--- Start ---

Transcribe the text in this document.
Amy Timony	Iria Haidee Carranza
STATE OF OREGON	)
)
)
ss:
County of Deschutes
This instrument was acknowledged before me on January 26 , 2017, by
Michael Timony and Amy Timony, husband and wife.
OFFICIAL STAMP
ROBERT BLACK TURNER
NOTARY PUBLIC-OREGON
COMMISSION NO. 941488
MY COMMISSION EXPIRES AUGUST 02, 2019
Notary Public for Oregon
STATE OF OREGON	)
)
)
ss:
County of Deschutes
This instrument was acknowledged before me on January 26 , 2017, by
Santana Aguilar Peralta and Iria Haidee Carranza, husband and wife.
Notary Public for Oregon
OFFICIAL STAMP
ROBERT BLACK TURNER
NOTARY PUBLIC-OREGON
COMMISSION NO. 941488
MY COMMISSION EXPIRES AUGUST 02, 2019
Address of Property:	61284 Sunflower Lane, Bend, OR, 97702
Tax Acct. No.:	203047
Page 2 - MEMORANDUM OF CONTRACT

--- End ---

# CHALLENGE
All of the entries must be written out exactly as they stand.

# ANSWER TO THE TASK
Transcribe the text in this document.
Amy Timony	Iria Haidee Carranza
STATE OF OREGON	)
)
)
ss:
County of Deschutes
This instrument was acknowledged before me on January 26 , 2017, by
Michael Timony and Amy Timony, husband and wife.
OFFICIAL STAMP
ROBERT BLACK TURNER
NOTARY PUBLIC-OREGON
COMMISSION NO. 941488
MY COMMISSION EXPIRES AUGUST 02, 2019
Notary Public for Oregon
STATE OF OREGON	)
)
)
ss:
County of Deschutes
This instrument was acknowledged before me on January 26 , 2017, by
Santana Aguilar Peralta and Iria Haidee Carranza, husband and wife.
Notary Public for Oregon
OFFICIAL STAMP
ROBERT BLACK TURNER
NOTARY PUBLIC-OREGON
COMMISSION NO. 941488
MY COMMISSION EXPIRES AUGUST 02, 2019
Address of Property:	61284 Sunflower Lane, Bend, OR, 97702
Tax Acct. No.:	203047
Page 2 - MEMORANDUM OF CONTRACT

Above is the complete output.